Extracted records:
[start]

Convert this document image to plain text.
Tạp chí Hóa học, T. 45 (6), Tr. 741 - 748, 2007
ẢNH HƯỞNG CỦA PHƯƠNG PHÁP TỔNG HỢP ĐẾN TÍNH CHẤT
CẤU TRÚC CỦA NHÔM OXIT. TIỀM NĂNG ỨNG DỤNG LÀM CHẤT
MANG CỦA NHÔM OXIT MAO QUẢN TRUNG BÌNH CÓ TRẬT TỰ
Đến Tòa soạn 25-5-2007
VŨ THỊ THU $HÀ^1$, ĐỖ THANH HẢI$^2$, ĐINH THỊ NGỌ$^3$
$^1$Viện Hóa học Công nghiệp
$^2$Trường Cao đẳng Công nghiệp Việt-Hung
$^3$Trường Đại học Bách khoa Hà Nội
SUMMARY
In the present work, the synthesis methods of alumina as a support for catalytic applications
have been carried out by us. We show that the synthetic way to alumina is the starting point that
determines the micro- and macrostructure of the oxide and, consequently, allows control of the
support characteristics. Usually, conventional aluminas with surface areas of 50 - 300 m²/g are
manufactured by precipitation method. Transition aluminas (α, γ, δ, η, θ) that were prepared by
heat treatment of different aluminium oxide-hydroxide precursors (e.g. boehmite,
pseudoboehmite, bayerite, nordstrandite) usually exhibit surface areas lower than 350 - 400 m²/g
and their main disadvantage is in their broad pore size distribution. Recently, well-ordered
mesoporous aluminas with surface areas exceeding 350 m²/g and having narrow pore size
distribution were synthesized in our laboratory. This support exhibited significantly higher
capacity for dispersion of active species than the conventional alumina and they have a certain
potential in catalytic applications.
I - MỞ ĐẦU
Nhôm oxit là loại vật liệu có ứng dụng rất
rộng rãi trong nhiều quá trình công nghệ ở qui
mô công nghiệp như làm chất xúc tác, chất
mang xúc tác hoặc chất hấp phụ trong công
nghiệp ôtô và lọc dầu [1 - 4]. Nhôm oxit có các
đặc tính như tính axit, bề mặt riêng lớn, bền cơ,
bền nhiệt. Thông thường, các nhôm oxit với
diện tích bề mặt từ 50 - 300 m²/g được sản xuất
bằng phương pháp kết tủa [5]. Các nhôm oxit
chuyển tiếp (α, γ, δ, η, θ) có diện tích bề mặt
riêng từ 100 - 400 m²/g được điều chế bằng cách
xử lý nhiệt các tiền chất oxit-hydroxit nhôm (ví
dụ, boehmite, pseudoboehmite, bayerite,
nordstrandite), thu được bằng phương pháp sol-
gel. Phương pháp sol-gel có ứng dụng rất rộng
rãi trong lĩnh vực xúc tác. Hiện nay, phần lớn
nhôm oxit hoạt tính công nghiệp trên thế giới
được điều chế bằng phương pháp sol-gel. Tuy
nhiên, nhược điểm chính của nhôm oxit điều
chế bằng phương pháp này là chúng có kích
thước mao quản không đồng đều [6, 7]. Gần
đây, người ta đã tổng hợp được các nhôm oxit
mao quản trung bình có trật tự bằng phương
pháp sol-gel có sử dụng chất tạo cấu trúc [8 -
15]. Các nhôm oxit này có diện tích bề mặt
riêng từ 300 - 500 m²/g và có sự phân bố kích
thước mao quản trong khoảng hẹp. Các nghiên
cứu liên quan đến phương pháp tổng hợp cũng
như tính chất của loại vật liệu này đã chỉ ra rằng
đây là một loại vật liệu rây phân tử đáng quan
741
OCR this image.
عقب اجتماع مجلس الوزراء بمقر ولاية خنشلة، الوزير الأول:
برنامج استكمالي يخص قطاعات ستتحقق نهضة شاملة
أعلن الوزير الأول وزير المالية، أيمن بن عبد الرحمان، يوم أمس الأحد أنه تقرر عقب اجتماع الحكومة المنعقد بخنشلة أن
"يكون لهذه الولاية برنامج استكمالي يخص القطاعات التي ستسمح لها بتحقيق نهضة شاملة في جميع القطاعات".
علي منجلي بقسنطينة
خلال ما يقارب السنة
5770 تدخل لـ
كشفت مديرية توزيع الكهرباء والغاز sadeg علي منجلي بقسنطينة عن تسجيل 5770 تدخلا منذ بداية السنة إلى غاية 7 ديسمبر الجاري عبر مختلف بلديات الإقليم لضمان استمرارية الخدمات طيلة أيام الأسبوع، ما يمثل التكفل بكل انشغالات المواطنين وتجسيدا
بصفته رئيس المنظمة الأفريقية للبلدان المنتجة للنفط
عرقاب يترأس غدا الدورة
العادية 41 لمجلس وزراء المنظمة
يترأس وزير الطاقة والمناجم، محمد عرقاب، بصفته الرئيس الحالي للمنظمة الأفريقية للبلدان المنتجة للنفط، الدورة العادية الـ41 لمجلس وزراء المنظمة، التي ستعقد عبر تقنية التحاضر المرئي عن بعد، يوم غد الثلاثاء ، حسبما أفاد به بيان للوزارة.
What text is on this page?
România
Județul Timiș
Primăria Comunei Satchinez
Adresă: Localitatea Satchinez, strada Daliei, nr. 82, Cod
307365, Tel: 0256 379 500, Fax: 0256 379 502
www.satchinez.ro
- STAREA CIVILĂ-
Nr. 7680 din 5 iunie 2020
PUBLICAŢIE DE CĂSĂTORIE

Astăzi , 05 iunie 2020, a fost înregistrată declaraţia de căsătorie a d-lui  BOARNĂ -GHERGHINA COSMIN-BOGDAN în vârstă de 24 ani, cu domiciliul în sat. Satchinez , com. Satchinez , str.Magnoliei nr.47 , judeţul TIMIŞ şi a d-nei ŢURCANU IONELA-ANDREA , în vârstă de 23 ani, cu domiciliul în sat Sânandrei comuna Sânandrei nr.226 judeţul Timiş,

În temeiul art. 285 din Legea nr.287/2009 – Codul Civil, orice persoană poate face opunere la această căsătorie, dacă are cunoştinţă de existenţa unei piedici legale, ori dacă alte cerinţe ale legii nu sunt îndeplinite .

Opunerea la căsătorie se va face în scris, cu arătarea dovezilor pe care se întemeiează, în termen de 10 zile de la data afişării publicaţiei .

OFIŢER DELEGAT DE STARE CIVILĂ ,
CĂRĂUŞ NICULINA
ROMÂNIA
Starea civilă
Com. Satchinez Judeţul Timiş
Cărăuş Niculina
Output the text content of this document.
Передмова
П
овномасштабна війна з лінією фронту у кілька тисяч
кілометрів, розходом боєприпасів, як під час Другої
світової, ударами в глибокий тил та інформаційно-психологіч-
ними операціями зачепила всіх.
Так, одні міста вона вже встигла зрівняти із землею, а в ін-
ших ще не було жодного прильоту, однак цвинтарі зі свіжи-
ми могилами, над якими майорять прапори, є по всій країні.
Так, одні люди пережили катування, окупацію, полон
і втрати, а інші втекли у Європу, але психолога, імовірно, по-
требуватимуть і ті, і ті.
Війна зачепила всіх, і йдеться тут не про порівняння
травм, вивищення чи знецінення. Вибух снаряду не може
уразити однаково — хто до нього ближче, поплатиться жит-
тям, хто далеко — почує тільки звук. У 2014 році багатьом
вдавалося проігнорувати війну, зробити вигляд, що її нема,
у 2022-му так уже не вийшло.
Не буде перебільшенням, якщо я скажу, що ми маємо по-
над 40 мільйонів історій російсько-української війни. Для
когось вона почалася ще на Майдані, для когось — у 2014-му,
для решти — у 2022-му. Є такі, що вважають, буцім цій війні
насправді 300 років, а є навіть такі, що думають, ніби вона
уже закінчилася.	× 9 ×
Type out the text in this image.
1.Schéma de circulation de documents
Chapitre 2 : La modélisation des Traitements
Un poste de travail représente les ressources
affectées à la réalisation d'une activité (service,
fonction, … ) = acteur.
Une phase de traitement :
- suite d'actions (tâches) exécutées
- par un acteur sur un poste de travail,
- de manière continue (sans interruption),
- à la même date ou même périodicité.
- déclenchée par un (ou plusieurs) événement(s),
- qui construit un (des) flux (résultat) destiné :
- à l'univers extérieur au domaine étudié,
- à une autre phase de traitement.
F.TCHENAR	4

[end]

Copy each line in the data that holds the word "بصفته".

The result:
بصفته رئيس المنظمة الأفريقية للبلدان المنتجة للنفط
يترأس وزير الطاقة والمناجم، محمد عرقاب، بصفته الرئيس الحالي للمنظمة الأفريقية للبلدان المنتجة للنفط، الدورة العادية الـ41 لمجلس وزراء المنظمة، التي ستعقد عبر تقنية التحاضر المرئي عن بعد، يوم غد الثلاثاء ، حسبما أفاد به بيان للوزارة.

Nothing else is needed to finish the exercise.